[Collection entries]
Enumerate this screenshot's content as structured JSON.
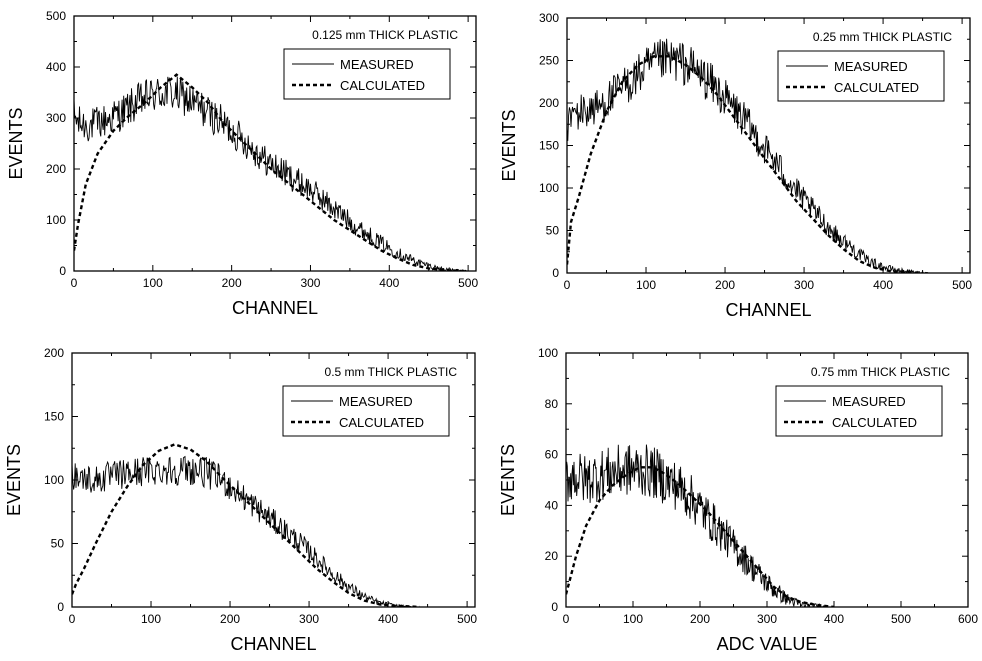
{
  "chart_data": [
    {
      "type": "line",
      "title": "0.125 mm THICK PLASTIC",
      "xlabel": "CHANNEL",
      "ylabel": "EVENTS",
      "xlim": [
        0,
        510
      ],
      "ylim": [
        0,
        500
      ],
      "xticks": [
        0,
        100,
        200,
        300,
        400,
        500
      ],
      "yticks": [
        0,
        100,
        200,
        300,
        400,
        500
      ],
      "legend_position": "top-right",
      "series": [
        {
          "name": "MEASURED",
          "style": "solid",
          "noise": 38,
          "x": [
            0,
            5,
            20,
            40,
            60,
            80,
            100,
            120,
            140,
            160,
            180,
            200,
            220,
            240,
            260,
            280,
            300,
            320,
            340,
            360,
            380,
            400,
            420,
            440,
            460,
            480,
            500
          ],
          "values": [
            305,
            290,
            285,
            295,
            310,
            330,
            345,
            350,
            340,
            320,
            300,
            275,
            250,
            220,
            200,
            180,
            160,
            135,
            110,
            85,
            65,
            45,
            28,
            15,
            6,
            2,
            0
          ]
        },
        {
          "name": "CALCULATED",
          "style": "dashed",
          "x": [
            0,
            5,
            15,
            30,
            50,
            70,
            90,
            110,
            130,
            150,
            170,
            190,
            210,
            230,
            250,
            270,
            290,
            310,
            330,
            350,
            370,
            390,
            410,
            430,
            450,
            470,
            490
          ],
          "values": [
            40,
            90,
            170,
            230,
            275,
            305,
            330,
            360,
            385,
            360,
            330,
            290,
            260,
            230,
            200,
            175,
            150,
            125,
            100,
            80,
            60,
            40,
            25,
            12,
            5,
            2,
            0
          ]
        }
      ]
    },
    {
      "type": "line",
      "title": "0.25 mm THICK PLASTIC",
      "xlabel": "CHANNEL",
      "ylabel": "EVENTS",
      "xlim": [
        0,
        510
      ],
      "ylim": [
        0,
        300
      ],
      "xticks": [
        0,
        100,
        200,
        300,
        400,
        500
      ],
      "yticks": [
        0,
        50,
        100,
        150,
        200,
        250,
        300
      ],
      "legend_position": "top-right",
      "series": [
        {
          "name": "MEASURED",
          "style": "solid",
          "noise": 24,
          "x": [
            0,
            5,
            20,
            40,
            60,
            80,
            100,
            120,
            140,
            160,
            180,
            200,
            220,
            240,
            260,
            280,
            300,
            320,
            340,
            360,
            380,
            400,
            420,
            440,
            460
          ],
          "values": [
            170,
            185,
            190,
            195,
            210,
            225,
            240,
            250,
            250,
            240,
            225,
            205,
            185,
            160,
            135,
            110,
            85,
            65,
            45,
            30,
            15,
            7,
            3,
            1,
            0
          ]
        },
        {
          "name": "CALCULATED",
          "style": "dashed",
          "x": [
            0,
            5,
            15,
            30,
            50,
            70,
            90,
            110,
            130,
            150,
            170,
            190,
            210,
            230,
            250,
            270,
            290,
            310,
            330,
            350,
            370,
            390,
            410,
            430,
            450
          ],
          "values": [
            10,
            60,
            90,
            140,
            190,
            225,
            245,
            255,
            255,
            245,
            230,
            210,
            185,
            160,
            135,
            110,
            85,
            65,
            45,
            28,
            14,
            6,
            2,
            1,
            0
          ]
        }
      ]
    },
    {
      "type": "line",
      "title": "0.5 mm THICK PLASTIC",
      "xlabel": "CHANNEL",
      "ylabel": "EVENTS",
      "xlim": [
        0,
        510
      ],
      "ylim": [
        0,
        200
      ],
      "xticks": [
        0,
        100,
        200,
        300,
        400,
        500
      ],
      "yticks": [
        0,
        50,
        100,
        150,
        200
      ],
      "legend_position": "top-right",
      "series": [
        {
          "name": "MEASURED",
          "style": "solid",
          "noise": 14,
          "x": [
            0,
            10,
            30,
            50,
            70,
            90,
            110,
            130,
            150,
            170,
            190,
            210,
            230,
            250,
            270,
            290,
            310,
            330,
            350,
            370,
            390,
            410,
            430
          ],
          "values": [
            105,
            102,
            100,
            103,
            105,
            107,
            108,
            108,
            108,
            106,
            100,
            90,
            80,
            70,
            60,
            50,
            38,
            26,
            16,
            8,
            3,
            1,
            0
          ]
        },
        {
          "name": "CALCULATED",
          "style": "dashed",
          "x": [
            0,
            5,
            15,
            30,
            50,
            70,
            90,
            110,
            130,
            150,
            170,
            190,
            210,
            230,
            250,
            270,
            290,
            310,
            330,
            350,
            370,
            390,
            410,
            440
          ],
          "values": [
            10,
            18,
            30,
            50,
            75,
            95,
            112,
            123,
            128,
            124,
            115,
            102,
            90,
            78,
            66,
            54,
            42,
            30,
            20,
            11,
            5,
            2,
            1,
            0
          ]
        }
      ]
    },
    {
      "type": "line",
      "title": "0.75 mm THICK PLASTIC",
      "xlabel": "ADC VALUE",
      "ylabel": "EVENTS",
      "xlim": [
        0,
        600
      ],
      "ylim": [
        0,
        100
      ],
      "xticks": [
        0,
        100,
        200,
        300,
        400,
        500,
        600
      ],
      "yticks": [
        0,
        20,
        40,
        60,
        80,
        100
      ],
      "legend_position": "top-right",
      "series": [
        {
          "name": "MEASURED",
          "style": "solid",
          "noise": 12,
          "x": [
            0,
            10,
            30,
            50,
            70,
            90,
            110,
            130,
            150,
            170,
            190,
            210,
            230,
            250,
            270,
            290,
            310,
            330,
            350,
            370,
            390,
            410
          ],
          "values": [
            50,
            52,
            50,
            52,
            53,
            54,
            54,
            53,
            50,
            47,
            42,
            36,
            30,
            24,
            18,
            12,
            7,
            3,
            1,
            0.5,
            0,
            0
          ]
        },
        {
          "name": "CALCULATED",
          "style": "dashed",
          "x": [
            0,
            5,
            15,
            30,
            50,
            70,
            90,
            110,
            130,
            150,
            170,
            190,
            210,
            230,
            250,
            270,
            290,
            310,
            330,
            350,
            370,
            400
          ],
          "values": [
            5,
            10,
            20,
            32,
            42,
            48,
            52,
            55,
            55,
            52,
            48,
            43,
            38,
            32,
            26,
            20,
            14,
            8,
            4,
            2,
            1,
            0
          ]
        }
      ]
    }
  ]
}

## Written instruction
Generate a word-for-word copy of the preceding records, excluding all pictures.

## Response for this exercise
Enumerate this screenshot's content as structured JSON.
{
  "chart_data": [
    {
      "type": "line",
      "title": "0.125 mm THICK PLASTIC",
      "xlabel": "CHANNEL",
      "ylabel": "EVENTS",
      "xlim": [
        0,
        510
      ],
      "ylim": [
        0,
        500
      ],
      "xticks": [
        0,
        100,
        200,
        300,
        400,
        500
      ],
      "yticks": [
        0,
        100,
        200,
        300,
        400,
        500
      ],
      "legend_position": "top-right",
      "series": [
        {
          "name": "MEASURED",
          "style": "solid",
          "noise": 38,
          "x": [
            0,
            5,
            20,
            40,
            60,
            80,
            100,
            120,
            140,
            160,
            180,
            200,
            220,
            240,
            260,
            280,
            300,
            320,
            340,
            360,
            380,
            400,
            420,
            440,
            460,
            480,
            500
          ],
          "values": [
            305,
            290,
            285,
            295,
            310,
            330,
            345,
            350,
            340,
            320,
            300,
            275,
            250,
            220,
            200,
            180,
            160,
            135,
            110,
            85,
            65,
            45,
            28,
            15,
            6,
            2,
            0
          ]
        },
        {
          "name": "CALCULATED",
          "style": "dashed",
          "x": [
            0,
            5,
            15,
            30,
            50,
            70,
            90,
            110,
            130,
            150,
            170,
            190,
            210,
            230,
            250,
            270,
            290,
            310,
            330,
            350,
            370,
            390,
            410,
            430,
            450,
            470,
            490
          ],
          "values": [
            40,
            90,
            170,
            230,
            275,
            305,
            330,
            360,
            385,
            360,
            330,
            290,
            260,
            230,
            200,
            175,
            150,
            125,
            100,
            80,
            60,
            40,
            25,
            12,
            5,
            2,
            0
          ]
        }
      ]
    },
    {
      "type": "line",
      "title": "0.25 mm THICK PLASTIC",
      "xlabel": "CHANNEL",
      "ylabel": "EVENTS",
      "xlim": [
        0,
        510
      ],
      "ylim": [
        0,
        300
      ],
      "xticks": [
        0,
        100,
        200,
        300,
        400,
        500
      ],
      "yticks": [
        0,
        50,
        100,
        150,
        200,
        250,
        300
      ],
      "legend_position": "top-right",
      "series": [
        {
          "name": "MEASURED",
          "style": "solid",
          "noise": 24,
          "x": [
            0,
            5,
            20,
            40,
            60,
            80,
            100,
            120,
            140,
            160,
            180,
            200,
            220,
            240,
            260,
            280,
            300,
            320,
            340,
            360,
            380,
            400,
            420,
            440,
            460
          ],
          "values": [
            170,
            185,
            190,
            195,
            210,
            225,
            240,
            250,
            250,
            240,
            225,
            205,
            185,
            160,
            135,
            110,
            85,
            65,
            45,
            30,
            15,
            7,
            3,
            1,
            0
          ]
        },
        {
          "name": "CALCULATED",
          "style": "dashed",
          "x": [
            0,
            5,
            15,
            30,
            50,
            70,
            90,
            110,
            130,
            150,
            170,
            190,
            210,
            230,
            250,
            270,
            290,
            310,
            330,
            350,
            370,
            390,
            410,
            430,
            450
          ],
          "values": [
            10,
            60,
            90,
            140,
            190,
            225,
            245,
            255,
            255,
            245,
            230,
            210,
            185,
            160,
            135,
            110,
            85,
            65,
            45,
            28,
            14,
            6,
            2,
            1,
            0
          ]
        }
      ]
    },
    {
      "type": "line",
      "title": "0.5 mm THICK PLASTIC",
      "xlabel": "CHANNEL",
      "ylabel": "EVENTS",
      "xlim": [
        0,
        510
      ],
      "ylim": [
        0,
        200
      ],
      "xticks": [
        0,
        100,
        200,
        300,
        400,
        500
      ],
      "yticks": [
        0,
        50,
        100,
        150,
        200
      ],
      "legend_position": "top-right",
      "series": [
        {
          "name": "MEASURED",
          "style": "solid",
          "noise": 14,
          "x": [
            0,
            10,
            30,
            50,
            70,
            90,
            110,
            130,
            150,
            170,
            190,
            210,
            230,
            250,
            270,
            290,
            310,
            330,
            350,
            370,
            390,
            410,
            430
          ],
          "values": [
            105,
            102,
            100,
            103,
            105,
            107,
            108,
            108,
            108,
            106,
            100,
            90,
            80,
            70,
            60,
            50,
            38,
            26,
            16,
            8,
            3,
            1,
            0
          ]
        },
        {
          "name": "CALCULATED",
          "style": "dashed",
          "x": [
            0,
            5,
            15,
            30,
            50,
            70,
            90,
            110,
            130,
            150,
            170,
            190,
            210,
            230,
            250,
            270,
            290,
            310,
            330,
            350,
            370,
            390,
            410,
            440
          ],
          "values": [
            10,
            18,
            30,
            50,
            75,
            95,
            112,
            123,
            128,
            124,
            115,
            102,
            90,
            78,
            66,
            54,
            42,
            30,
            20,
            11,
            5,
            2,
            1,
            0
          ]
        }
      ]
    },
    {
      "type": "line",
      "title": "0.75 mm THICK PLASTIC",
      "xlabel": "ADC VALUE",
      "ylabel": "EVENTS",
      "xlim": [
        0,
        600
      ],
      "ylim": [
        0,
        100
      ],
      "xticks": [
        0,
        100,
        200,
        300,
        400,
        500,
        600
      ],
      "yticks": [
        0,
        20,
        40,
        60,
        80,
        100
      ],
      "legend_position": "top-right",
      "series": [
        {
          "name": "MEASURED",
          "style": "solid",
          "noise": 12,
          "x": [
            0,
            10,
            30,
            50,
            70,
            90,
            110,
            130,
            150,
            170,
            190,
            210,
            230,
            250,
            270,
            290,
            310,
            330,
            350,
            370,
            390,
            410
          ],
          "values": [
            50,
            52,
            50,
            52,
            53,
            54,
            54,
            53,
            50,
            47,
            42,
            36,
            30,
            24,
            18,
            12,
            7,
            3,
            1,
            0.5,
            0,
            0
          ]
        },
        {
          "name": "CALCULATED",
          "style": "dashed",
          "x": [
            0,
            5,
            15,
            30,
            50,
            70,
            90,
            110,
            130,
            150,
            170,
            190,
            210,
            230,
            250,
            270,
            290,
            310,
            330,
            350,
            370,
            400
          ],
          "values": [
            5,
            10,
            20,
            32,
            42,
            48,
            52,
            55,
            55,
            52,
            48,
            43,
            38,
            32,
            26,
            20,
            14,
            8,
            4,
            2,
            1,
            0
          ]
        }
      ]
    }
  ]
}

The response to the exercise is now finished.